**Directions**:
How many of the lines here include "Thousands"? Answer with a single number.

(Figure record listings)
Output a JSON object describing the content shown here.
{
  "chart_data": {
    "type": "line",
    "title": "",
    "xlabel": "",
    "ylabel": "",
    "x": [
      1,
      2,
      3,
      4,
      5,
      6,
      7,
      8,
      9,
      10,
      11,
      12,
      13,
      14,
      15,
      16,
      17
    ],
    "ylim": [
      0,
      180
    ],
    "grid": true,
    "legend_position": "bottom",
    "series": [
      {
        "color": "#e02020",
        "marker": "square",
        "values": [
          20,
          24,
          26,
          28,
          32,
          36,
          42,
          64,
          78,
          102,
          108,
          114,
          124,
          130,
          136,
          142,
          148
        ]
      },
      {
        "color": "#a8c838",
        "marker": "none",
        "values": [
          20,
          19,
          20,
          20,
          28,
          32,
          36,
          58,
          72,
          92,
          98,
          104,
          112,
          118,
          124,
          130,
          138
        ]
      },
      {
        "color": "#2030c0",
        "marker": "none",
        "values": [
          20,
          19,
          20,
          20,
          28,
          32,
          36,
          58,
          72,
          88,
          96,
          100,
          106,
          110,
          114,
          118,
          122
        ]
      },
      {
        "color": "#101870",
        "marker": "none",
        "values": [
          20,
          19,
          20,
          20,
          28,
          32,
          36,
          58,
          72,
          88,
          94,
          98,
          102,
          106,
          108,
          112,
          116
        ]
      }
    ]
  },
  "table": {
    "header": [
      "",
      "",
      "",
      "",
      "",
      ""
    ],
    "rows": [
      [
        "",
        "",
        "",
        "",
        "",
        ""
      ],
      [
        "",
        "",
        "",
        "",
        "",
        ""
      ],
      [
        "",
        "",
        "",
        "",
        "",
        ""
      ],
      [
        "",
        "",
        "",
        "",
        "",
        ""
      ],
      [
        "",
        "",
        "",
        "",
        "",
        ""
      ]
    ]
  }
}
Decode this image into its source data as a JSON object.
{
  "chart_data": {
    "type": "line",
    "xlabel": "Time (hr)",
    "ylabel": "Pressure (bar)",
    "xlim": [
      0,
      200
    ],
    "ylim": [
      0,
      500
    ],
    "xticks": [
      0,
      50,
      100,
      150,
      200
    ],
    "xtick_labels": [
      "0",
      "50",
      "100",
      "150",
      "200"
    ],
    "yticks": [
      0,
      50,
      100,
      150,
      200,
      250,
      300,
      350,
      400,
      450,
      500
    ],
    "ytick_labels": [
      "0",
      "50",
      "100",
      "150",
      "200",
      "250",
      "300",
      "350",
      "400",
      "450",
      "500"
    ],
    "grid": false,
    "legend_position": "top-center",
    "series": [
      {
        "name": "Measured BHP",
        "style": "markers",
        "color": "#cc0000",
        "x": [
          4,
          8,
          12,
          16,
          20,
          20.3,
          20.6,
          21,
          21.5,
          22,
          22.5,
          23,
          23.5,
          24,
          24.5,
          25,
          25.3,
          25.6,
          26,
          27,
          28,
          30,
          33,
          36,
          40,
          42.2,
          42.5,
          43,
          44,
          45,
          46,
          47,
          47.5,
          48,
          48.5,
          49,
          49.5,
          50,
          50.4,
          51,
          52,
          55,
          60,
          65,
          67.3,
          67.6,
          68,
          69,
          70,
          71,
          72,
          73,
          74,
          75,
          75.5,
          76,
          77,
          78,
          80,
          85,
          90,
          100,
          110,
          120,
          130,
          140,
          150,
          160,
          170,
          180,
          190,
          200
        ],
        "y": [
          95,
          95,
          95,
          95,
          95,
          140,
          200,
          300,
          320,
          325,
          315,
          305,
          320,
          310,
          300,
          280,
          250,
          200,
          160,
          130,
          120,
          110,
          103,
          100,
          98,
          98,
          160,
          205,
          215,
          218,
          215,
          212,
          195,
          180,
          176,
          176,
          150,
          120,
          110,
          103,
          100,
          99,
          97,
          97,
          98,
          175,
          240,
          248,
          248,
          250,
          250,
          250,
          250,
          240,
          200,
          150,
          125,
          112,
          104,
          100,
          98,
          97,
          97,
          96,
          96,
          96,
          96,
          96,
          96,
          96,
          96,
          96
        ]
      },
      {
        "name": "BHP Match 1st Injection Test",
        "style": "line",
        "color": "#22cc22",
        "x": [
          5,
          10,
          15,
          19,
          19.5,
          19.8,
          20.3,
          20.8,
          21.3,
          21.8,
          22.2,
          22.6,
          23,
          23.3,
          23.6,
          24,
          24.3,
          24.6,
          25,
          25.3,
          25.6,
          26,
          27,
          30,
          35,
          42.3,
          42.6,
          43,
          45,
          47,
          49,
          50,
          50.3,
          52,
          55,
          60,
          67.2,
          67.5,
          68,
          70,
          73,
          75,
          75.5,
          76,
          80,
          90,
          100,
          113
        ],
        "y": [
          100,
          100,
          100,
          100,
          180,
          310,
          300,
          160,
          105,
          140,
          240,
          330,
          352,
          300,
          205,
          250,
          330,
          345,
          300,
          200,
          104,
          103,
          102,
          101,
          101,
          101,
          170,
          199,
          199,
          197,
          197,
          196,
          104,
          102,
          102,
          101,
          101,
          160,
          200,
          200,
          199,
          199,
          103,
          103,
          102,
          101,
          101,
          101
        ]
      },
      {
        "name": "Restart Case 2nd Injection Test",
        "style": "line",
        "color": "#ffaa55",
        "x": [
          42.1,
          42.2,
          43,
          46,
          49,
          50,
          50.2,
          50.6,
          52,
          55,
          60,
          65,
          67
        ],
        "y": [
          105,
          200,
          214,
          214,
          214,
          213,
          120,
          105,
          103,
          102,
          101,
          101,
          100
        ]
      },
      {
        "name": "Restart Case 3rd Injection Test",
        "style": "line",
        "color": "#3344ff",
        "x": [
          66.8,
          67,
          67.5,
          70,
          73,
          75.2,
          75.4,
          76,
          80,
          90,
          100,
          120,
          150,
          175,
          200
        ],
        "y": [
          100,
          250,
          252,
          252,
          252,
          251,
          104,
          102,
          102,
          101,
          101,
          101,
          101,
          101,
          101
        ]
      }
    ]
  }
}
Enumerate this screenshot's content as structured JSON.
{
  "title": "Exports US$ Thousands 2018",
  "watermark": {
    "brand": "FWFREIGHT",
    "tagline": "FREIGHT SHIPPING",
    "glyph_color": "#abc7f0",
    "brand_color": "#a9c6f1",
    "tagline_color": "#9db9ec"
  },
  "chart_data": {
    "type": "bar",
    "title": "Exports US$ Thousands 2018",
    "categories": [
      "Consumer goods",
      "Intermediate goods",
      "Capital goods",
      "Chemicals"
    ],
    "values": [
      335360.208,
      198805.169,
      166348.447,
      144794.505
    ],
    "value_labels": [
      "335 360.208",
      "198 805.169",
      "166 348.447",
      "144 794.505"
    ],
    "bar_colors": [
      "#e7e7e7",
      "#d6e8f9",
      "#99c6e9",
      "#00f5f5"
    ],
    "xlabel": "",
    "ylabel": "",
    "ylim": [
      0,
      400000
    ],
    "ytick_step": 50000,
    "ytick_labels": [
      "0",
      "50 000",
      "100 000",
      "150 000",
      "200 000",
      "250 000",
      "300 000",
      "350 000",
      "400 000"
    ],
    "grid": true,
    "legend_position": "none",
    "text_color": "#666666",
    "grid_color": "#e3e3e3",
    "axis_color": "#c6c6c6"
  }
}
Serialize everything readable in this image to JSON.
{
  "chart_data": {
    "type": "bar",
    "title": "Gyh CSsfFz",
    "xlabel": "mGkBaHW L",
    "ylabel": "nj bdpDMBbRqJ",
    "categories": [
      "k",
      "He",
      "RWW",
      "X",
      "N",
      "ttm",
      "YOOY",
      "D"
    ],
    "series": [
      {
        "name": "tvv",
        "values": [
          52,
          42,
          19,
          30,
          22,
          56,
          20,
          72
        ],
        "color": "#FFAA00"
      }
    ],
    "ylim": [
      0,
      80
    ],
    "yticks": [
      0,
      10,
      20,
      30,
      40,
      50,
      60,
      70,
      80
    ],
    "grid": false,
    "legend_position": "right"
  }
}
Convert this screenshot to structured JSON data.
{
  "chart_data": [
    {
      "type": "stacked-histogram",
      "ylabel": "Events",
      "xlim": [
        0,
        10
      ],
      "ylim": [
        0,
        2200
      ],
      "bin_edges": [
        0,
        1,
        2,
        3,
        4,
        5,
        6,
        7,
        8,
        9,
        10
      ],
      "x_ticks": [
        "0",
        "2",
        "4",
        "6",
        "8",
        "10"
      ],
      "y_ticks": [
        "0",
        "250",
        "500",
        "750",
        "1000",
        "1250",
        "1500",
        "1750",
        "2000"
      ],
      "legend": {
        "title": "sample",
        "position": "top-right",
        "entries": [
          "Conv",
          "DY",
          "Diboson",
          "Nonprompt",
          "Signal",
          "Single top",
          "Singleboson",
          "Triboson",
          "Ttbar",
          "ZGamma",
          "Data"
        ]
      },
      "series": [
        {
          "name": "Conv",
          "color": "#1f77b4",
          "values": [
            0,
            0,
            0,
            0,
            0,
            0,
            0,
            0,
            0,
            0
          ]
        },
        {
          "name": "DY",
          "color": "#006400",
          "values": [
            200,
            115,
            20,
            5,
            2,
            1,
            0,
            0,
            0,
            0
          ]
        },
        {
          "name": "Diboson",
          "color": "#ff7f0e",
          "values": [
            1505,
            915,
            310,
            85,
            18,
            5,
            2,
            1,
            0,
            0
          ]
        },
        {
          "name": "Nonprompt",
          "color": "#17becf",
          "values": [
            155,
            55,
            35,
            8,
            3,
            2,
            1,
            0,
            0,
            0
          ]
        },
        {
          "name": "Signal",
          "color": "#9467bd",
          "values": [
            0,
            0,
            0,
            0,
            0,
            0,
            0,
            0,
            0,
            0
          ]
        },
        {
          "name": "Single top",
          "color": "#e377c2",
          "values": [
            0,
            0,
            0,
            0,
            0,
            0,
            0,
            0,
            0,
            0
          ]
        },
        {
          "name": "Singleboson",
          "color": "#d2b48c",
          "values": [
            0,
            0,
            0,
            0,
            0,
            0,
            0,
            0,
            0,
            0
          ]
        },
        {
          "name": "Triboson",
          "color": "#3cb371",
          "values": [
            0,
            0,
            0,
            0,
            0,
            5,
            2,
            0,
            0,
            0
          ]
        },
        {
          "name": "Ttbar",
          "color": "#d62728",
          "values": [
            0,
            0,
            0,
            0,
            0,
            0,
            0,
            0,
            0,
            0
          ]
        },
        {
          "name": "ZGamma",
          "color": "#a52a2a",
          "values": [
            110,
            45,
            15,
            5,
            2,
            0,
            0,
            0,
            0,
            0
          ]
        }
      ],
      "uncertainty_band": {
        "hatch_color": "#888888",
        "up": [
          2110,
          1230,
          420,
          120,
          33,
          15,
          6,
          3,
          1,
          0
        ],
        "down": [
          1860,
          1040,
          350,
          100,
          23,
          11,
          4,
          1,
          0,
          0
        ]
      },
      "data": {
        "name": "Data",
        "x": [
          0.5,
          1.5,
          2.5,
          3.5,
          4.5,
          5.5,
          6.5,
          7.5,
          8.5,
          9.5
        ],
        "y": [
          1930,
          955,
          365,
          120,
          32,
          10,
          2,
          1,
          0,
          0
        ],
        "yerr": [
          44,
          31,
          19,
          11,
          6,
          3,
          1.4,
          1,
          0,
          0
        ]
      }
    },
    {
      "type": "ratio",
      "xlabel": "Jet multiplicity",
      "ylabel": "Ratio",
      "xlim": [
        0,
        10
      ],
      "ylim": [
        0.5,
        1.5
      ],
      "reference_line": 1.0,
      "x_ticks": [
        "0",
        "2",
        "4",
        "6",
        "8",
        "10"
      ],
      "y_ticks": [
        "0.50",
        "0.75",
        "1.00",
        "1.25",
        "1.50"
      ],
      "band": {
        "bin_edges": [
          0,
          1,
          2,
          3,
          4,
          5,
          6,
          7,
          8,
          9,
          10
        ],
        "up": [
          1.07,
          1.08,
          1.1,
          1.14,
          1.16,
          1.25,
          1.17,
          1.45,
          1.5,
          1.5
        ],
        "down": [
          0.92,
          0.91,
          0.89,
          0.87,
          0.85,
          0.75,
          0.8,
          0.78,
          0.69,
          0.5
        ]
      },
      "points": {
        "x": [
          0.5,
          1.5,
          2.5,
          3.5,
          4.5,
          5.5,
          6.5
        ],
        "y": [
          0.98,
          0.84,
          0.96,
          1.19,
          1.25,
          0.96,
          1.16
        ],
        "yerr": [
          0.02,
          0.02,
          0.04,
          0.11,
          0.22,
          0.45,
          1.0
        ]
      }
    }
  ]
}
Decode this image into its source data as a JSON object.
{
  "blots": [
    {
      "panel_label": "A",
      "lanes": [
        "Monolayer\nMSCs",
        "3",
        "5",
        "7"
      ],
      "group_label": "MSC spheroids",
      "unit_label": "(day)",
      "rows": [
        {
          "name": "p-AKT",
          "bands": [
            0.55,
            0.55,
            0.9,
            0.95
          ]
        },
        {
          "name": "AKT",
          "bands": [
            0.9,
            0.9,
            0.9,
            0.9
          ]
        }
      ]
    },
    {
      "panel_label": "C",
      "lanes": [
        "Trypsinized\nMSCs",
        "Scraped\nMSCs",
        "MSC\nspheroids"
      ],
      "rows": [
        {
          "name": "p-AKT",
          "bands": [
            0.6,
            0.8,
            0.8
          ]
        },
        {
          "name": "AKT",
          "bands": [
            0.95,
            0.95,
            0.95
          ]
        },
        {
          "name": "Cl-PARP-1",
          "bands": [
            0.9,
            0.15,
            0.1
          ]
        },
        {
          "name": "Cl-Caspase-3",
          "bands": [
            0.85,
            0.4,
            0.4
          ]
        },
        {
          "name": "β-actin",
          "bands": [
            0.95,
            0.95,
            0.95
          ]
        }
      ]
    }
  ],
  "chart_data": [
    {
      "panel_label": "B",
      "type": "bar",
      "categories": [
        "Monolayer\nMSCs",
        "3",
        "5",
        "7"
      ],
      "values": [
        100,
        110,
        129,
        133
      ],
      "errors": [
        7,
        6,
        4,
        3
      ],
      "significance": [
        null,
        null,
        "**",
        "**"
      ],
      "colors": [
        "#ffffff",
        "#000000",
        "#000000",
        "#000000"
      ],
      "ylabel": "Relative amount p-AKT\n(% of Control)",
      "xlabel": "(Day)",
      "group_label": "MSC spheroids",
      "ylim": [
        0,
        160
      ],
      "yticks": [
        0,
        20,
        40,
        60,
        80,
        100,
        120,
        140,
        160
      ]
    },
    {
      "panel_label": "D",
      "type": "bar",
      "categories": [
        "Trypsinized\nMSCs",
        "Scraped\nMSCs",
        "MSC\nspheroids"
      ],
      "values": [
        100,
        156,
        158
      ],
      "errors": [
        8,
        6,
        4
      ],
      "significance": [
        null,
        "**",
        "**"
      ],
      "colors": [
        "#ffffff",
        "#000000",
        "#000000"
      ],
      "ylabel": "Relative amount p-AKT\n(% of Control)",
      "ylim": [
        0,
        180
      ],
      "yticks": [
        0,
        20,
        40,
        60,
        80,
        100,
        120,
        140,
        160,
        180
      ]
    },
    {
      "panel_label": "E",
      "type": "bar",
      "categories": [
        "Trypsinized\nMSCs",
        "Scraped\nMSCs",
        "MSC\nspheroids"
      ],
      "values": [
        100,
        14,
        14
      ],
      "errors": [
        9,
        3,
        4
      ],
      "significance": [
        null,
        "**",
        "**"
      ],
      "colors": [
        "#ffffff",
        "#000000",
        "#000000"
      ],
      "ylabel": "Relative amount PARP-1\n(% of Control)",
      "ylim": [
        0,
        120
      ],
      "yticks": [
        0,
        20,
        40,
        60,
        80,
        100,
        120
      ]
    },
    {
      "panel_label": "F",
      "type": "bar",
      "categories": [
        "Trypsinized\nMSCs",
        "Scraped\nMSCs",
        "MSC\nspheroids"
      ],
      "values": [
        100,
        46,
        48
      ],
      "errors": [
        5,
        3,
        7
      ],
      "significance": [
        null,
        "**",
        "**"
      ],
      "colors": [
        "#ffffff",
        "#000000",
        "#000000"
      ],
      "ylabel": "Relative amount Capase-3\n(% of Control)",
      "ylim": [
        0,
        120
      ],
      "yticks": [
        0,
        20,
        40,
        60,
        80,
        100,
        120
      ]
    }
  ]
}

**Exercise answer**:
2